PASSAGE SHOWN ▸
::::::::::
8.5 Clustering Objects and Counting I/O Operations

Clustering is a technique that takes advantage of locality (usually on the disk) to improve performance. It is useful when you have objects stored on disk and can arrange where objects are in relation to each other. For example, suppose you store serialized objects on disk, but need to have fast access to some of these objects. The most basic example of clustering is arranging the serialization of the objects in such a way as to selectively deserialize them to get exactly the subset of objects you need, in as few disk accesses, file openings, and object deserializations as possible.

Suppose you want to serialize a table of objects. Perhaps they cannot all fit into memory at the same time, or they are persistent, or there are other reasons for serialization. It may be that of the objects in the table, 10% are accessed frequently while the other 90% are only infrequently accessed and the application can accept slight delays on accessing these less frequently required objects. In this scenario, rather than serializing the whole table, you may be better off serializing the 10% of frequently used objects into one file (which can be deserialized in one long call) and the other 90% into one or more other files with an object table index allowing individual objects to be read in as needed.

Alternatively, it may be that objects are grouped in some way in your application so that whenever one of the table objects is referenced, this also automatically requires certain other related objects. In this case, you want to cluster these groups of objects so they are deserialized together.
::::::::::
Region annotation records:
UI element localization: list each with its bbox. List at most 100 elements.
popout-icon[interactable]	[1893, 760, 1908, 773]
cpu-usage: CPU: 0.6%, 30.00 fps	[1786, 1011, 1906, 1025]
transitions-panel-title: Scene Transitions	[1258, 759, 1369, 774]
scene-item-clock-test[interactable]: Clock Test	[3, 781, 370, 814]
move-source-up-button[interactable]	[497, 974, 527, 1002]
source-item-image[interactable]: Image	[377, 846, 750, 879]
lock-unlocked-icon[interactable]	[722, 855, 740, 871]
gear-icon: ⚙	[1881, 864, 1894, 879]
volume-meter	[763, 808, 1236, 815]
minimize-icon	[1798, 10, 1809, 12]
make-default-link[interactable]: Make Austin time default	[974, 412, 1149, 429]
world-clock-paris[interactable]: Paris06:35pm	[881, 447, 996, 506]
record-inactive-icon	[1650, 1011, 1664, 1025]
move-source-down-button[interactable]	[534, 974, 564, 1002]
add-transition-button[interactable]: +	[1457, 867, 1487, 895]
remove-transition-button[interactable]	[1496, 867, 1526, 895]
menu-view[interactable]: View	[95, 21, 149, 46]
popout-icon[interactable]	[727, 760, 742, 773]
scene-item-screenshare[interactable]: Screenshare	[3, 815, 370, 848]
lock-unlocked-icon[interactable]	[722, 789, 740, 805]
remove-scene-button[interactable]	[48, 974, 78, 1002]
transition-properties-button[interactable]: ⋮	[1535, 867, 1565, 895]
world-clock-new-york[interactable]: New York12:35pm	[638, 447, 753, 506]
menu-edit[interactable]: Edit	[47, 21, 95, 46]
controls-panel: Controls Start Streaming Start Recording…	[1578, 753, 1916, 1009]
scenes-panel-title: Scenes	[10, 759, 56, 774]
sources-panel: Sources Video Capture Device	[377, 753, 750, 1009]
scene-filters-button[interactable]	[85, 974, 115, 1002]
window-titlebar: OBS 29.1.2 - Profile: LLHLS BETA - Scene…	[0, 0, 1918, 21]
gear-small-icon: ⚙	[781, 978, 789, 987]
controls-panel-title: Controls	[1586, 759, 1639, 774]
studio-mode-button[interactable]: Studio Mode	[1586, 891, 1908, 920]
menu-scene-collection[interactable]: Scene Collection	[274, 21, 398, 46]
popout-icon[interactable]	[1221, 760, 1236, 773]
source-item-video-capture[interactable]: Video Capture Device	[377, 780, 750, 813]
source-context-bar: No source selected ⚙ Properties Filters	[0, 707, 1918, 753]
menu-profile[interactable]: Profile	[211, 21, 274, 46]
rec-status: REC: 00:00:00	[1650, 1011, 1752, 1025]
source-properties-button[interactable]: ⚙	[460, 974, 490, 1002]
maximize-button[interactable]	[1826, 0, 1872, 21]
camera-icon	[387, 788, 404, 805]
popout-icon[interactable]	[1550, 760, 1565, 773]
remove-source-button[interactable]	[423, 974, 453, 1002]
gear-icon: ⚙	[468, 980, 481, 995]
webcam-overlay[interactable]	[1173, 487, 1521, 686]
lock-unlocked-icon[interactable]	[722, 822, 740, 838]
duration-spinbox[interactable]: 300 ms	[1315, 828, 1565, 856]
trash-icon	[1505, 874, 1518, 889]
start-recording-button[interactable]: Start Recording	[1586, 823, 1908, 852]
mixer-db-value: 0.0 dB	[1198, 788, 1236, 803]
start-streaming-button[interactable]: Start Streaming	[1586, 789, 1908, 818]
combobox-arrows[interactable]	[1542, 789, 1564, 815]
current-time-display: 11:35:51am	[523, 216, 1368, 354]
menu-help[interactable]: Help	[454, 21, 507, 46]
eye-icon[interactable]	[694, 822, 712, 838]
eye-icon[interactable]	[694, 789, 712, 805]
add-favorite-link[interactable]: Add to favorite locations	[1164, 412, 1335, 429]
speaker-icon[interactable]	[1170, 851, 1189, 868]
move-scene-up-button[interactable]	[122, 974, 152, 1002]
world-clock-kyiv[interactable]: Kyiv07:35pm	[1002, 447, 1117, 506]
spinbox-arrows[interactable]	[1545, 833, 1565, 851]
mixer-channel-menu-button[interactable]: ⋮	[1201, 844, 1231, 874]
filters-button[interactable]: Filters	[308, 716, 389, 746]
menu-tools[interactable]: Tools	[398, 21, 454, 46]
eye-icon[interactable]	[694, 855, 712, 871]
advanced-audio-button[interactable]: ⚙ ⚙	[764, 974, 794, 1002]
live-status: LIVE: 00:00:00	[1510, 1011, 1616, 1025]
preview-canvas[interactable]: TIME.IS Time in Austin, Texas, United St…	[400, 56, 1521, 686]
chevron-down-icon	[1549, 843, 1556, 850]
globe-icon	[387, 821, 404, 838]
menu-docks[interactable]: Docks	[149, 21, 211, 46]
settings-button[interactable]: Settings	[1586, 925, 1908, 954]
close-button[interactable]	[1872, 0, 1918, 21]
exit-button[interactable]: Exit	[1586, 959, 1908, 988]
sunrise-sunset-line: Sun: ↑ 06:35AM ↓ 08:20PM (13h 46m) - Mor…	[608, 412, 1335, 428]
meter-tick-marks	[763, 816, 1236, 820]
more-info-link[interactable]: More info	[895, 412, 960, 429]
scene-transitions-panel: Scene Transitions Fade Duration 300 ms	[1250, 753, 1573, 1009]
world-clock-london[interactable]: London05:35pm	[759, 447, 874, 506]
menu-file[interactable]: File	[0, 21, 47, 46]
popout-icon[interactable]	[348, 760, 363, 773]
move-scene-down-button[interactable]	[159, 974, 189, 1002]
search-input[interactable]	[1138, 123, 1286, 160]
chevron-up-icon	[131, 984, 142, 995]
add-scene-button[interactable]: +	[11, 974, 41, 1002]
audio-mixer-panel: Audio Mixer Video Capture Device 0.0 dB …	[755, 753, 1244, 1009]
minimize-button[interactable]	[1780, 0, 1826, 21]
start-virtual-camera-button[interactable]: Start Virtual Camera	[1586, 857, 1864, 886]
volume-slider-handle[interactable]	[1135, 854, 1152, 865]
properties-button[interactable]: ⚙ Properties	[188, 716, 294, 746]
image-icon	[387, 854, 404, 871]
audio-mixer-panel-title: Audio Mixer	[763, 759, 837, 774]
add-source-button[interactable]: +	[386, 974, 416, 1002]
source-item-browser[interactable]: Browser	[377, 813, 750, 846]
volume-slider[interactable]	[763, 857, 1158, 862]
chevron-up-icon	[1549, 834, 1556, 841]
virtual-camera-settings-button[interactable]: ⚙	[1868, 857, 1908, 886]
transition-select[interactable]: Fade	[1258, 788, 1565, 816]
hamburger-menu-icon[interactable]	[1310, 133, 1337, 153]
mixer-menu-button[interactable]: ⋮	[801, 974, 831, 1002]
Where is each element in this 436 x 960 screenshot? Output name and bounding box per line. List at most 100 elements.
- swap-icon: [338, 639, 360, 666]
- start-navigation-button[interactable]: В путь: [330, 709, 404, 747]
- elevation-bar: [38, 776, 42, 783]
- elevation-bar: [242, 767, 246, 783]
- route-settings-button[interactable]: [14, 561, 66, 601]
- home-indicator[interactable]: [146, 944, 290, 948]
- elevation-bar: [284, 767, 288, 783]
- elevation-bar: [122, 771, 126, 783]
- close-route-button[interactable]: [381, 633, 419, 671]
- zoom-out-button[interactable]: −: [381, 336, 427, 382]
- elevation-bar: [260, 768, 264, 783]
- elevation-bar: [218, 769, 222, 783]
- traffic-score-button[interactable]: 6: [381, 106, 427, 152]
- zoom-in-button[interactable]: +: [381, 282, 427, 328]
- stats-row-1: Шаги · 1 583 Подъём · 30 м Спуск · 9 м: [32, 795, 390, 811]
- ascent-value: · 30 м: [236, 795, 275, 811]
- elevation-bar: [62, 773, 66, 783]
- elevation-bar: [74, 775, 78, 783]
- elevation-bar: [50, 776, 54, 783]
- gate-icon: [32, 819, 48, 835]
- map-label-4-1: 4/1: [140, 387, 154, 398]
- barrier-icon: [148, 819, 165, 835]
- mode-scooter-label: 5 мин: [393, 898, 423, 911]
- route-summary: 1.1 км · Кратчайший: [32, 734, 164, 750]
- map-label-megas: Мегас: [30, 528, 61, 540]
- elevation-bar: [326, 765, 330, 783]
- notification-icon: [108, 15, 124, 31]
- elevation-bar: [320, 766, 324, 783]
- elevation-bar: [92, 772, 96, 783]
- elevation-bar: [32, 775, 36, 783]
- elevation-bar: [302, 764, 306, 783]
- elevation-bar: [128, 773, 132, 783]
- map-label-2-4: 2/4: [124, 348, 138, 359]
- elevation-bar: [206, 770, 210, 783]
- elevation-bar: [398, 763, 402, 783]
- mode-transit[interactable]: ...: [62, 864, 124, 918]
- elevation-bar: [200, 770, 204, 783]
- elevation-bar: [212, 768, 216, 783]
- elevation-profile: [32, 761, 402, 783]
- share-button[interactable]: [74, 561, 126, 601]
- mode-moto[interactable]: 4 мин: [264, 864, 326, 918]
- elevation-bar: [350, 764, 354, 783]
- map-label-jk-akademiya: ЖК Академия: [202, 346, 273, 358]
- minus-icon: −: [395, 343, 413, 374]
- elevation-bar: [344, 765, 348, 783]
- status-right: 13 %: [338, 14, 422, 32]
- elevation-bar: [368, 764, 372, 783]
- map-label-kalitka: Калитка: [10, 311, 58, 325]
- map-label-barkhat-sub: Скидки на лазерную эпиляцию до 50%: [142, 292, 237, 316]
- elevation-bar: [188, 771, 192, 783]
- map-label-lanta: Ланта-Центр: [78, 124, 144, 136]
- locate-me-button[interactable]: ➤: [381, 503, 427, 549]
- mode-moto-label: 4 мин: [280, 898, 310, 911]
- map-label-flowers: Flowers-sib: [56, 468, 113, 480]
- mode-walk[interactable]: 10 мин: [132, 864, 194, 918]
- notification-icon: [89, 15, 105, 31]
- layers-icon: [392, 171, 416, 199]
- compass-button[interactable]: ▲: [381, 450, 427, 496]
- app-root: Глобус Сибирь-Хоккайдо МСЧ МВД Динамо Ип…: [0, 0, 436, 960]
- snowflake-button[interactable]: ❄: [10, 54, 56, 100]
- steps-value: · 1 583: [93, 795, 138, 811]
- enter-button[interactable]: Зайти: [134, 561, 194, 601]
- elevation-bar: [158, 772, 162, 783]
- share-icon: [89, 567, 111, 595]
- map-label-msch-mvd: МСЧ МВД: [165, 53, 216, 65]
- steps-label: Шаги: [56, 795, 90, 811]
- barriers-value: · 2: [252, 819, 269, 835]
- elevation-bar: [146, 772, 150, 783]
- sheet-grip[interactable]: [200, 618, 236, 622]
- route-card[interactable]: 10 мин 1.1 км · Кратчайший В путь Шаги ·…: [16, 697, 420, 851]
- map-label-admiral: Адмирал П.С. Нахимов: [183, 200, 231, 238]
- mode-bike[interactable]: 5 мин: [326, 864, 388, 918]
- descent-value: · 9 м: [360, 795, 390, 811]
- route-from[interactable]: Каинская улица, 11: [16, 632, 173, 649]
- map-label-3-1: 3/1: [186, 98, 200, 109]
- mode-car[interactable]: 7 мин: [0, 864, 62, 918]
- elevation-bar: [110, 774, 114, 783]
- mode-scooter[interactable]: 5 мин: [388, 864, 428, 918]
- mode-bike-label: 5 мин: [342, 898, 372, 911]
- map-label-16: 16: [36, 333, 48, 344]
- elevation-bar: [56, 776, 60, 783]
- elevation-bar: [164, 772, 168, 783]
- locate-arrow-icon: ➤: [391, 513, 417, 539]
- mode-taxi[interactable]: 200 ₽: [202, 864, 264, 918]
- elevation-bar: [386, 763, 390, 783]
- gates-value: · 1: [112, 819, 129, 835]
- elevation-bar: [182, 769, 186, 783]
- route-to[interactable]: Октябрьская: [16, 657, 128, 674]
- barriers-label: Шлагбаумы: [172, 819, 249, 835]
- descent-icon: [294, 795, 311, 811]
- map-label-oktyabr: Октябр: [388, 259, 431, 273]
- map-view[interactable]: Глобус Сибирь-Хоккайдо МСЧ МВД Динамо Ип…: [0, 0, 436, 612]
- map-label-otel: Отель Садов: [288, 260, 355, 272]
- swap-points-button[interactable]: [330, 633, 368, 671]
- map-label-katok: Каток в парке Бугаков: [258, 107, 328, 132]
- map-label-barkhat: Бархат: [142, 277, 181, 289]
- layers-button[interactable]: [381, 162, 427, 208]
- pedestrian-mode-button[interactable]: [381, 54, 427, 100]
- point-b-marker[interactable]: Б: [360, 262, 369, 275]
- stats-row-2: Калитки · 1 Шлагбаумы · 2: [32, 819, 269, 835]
::::::::::
EXERCISE INSTRUCTIONS ▸
#1 According to the clustering passage, what should arranging serialized objects keep as low as possible? List each one.
#2 In the clustering passage's scenario with a table of objects, why is it better to serialize the frequently used 10% separately from the other 90%? Answer in one to three sentences.
#3 Continue the clustering passage from its last sentence.
The items were taken from a different source than the clustering passage.

OUTPUTS FOR THE TASKS ▸
#1
- Disk accesses
- File openings
- Object deserializations

#2 The frequently used 10% can go into one file that is deserialized in a single long call. The remaining 90% are accessed only infrequently, and the application can accept slight delays for them. They can therefore go into other files with an object table index, so individual objects are read in only when needed.

#3
If you need to manage objects on disk for persistency, sharing, memory, or whatever reason, you should consider using an object-storage system (such as an object database). The serialization provided with Java is very basic and provides little in the way of simple systemwide customization. For example, if you have a collection of objects on disk, typically you want to read into memory the collection down to one or two levels (i.e., only the collection elements, not any objects held in the instance variables of the collection elements). With serialization, you get the transitive closure^[12] of the collection in general, which is almost certainly much more than you want. Serialization supports reading to certain levels in only a very rudimentary way: basically, it says you have to do the reading yourself, but it gives you the hooks that let you customize on a per-class basis. The ability to tune to this level of granularity is really what you need for any sort of disk-based object storage beyond the most basic. And you usually do get those extra tuning capabilities in various object-storage systems.

^[12] The transitive closure is the set of all objects reachable from any one object, i.e., an object and its data variables and their data variables, etc.

At a lower level, you should be aware that the system reads in data from the disk one page at a time (page size is system-dependent, normally 4 or 8 KB). This means that if you cluster data (of whatever type) on the disk so that the data that needs to be together is physically close together on disk, then the reading of that data into memory is also speeded up. Typically, the most control you have over clustering objects is by putting data into the same file near each other and hoping that the filesystem is not too fragmented. Defragmenting the disks on occasion can help.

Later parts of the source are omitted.